• _SET TASK_: In the material below, list every line carrying the string "this".

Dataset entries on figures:
■ ■ ■ ■

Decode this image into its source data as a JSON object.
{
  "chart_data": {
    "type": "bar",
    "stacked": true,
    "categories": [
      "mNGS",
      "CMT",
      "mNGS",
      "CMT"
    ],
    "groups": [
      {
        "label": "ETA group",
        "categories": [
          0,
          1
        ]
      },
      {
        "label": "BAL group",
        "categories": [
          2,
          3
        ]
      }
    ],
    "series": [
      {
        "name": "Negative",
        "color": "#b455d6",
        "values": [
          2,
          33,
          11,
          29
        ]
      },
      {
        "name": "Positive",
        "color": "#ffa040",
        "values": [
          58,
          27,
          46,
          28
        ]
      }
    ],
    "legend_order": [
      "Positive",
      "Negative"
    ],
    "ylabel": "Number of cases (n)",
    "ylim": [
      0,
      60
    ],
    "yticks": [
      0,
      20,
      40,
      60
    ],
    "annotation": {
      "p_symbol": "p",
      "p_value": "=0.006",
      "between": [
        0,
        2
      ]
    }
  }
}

■ ■ ■ ■

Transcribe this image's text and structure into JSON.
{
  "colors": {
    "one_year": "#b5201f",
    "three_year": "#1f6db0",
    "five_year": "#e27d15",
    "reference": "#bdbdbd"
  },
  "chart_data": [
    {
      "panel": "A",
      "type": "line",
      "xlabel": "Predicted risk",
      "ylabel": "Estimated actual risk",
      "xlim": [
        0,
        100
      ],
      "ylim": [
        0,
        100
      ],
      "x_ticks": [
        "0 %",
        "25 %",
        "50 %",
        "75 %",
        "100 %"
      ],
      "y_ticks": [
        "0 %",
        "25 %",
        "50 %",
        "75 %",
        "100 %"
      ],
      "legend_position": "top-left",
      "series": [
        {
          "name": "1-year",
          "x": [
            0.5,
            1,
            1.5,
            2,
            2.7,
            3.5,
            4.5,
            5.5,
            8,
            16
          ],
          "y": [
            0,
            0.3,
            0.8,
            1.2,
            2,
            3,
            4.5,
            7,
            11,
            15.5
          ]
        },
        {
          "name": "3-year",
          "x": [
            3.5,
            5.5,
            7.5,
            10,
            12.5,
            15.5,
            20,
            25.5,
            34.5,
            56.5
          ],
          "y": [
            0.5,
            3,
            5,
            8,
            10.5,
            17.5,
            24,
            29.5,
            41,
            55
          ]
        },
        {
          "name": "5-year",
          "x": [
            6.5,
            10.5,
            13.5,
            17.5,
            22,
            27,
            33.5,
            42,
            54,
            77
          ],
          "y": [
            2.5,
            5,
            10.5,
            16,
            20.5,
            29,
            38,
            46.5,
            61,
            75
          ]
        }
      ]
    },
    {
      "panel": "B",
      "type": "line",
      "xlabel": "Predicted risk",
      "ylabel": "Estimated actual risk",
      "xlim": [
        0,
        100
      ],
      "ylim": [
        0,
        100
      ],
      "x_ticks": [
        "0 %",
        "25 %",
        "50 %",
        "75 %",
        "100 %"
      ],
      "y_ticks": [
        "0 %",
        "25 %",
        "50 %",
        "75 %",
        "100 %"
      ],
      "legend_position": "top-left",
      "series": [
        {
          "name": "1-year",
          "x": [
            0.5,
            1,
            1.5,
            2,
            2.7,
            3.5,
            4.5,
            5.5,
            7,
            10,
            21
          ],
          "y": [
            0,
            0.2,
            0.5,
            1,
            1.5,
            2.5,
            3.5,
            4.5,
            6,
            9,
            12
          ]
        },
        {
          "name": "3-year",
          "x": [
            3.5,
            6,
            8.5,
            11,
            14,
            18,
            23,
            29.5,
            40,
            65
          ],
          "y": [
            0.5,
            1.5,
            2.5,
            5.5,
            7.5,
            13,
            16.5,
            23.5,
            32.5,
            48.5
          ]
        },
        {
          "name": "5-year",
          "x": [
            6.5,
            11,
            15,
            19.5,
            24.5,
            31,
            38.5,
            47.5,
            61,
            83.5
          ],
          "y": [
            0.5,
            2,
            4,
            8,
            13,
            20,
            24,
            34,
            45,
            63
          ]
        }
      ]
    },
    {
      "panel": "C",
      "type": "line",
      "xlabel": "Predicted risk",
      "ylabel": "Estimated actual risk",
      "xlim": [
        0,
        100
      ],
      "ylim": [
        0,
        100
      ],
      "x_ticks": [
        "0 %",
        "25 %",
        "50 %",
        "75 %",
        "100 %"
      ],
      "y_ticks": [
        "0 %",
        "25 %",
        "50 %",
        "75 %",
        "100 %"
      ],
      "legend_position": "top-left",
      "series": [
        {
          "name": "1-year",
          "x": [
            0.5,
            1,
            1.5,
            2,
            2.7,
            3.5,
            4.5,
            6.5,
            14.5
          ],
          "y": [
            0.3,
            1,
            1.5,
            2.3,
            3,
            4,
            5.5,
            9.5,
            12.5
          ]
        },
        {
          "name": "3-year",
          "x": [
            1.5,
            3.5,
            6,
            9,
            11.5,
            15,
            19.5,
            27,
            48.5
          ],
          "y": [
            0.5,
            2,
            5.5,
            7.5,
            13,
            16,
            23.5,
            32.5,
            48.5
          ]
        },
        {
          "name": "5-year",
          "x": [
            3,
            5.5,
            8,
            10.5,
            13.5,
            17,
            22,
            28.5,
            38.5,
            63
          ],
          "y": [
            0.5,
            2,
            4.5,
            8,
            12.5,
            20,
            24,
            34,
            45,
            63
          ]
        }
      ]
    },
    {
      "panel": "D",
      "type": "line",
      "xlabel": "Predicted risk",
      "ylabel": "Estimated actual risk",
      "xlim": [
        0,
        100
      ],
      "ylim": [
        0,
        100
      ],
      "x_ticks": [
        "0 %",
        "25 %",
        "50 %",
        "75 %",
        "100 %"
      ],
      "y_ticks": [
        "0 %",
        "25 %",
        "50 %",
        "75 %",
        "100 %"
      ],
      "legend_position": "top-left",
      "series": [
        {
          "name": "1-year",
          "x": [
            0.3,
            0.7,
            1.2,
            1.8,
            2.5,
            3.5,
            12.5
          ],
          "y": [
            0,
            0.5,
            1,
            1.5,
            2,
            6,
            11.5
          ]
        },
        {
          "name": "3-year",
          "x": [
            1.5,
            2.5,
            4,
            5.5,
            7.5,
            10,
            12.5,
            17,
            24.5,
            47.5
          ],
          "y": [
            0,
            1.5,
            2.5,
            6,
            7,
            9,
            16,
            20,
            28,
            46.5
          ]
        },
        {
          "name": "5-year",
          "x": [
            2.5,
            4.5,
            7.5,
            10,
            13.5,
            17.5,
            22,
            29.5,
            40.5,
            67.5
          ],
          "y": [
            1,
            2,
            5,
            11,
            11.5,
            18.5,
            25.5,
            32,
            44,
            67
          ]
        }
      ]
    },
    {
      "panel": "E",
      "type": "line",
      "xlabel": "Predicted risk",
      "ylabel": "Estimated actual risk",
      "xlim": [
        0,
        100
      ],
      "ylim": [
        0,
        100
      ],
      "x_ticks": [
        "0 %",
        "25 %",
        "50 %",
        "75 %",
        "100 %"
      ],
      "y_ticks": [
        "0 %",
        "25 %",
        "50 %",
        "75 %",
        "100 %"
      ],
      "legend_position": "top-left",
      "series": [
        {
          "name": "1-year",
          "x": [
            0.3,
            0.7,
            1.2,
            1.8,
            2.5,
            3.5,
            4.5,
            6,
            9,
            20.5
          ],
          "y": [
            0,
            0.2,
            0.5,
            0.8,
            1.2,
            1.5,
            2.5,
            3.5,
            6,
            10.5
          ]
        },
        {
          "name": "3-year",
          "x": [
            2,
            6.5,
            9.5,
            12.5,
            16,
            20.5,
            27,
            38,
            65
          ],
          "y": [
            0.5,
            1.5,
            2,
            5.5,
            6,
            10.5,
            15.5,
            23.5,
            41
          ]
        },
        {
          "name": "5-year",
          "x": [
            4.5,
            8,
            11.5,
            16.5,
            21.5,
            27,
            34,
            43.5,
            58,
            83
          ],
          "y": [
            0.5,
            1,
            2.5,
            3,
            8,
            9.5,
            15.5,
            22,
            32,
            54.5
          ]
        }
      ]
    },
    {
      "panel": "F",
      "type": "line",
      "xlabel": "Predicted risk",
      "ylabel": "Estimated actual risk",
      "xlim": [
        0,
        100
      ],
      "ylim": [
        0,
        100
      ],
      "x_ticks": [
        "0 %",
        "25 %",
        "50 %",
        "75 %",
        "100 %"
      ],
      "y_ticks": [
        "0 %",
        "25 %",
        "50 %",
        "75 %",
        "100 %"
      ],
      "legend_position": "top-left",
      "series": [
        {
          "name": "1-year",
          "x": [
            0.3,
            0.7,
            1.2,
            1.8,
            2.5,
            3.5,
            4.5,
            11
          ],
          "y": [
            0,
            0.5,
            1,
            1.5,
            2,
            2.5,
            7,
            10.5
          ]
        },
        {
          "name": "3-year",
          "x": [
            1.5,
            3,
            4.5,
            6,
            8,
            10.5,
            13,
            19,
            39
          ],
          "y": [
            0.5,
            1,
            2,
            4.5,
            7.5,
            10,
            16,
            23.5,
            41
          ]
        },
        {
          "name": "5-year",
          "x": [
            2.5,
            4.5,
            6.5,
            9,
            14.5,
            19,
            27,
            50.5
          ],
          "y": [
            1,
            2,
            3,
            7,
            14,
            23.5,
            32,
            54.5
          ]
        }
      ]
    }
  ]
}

■ ■ ■ ■

• _WRITTEN RESPONSE_:
Decode this image into its source data as a JSON object.
Transcribe this image's text and structure into JSON.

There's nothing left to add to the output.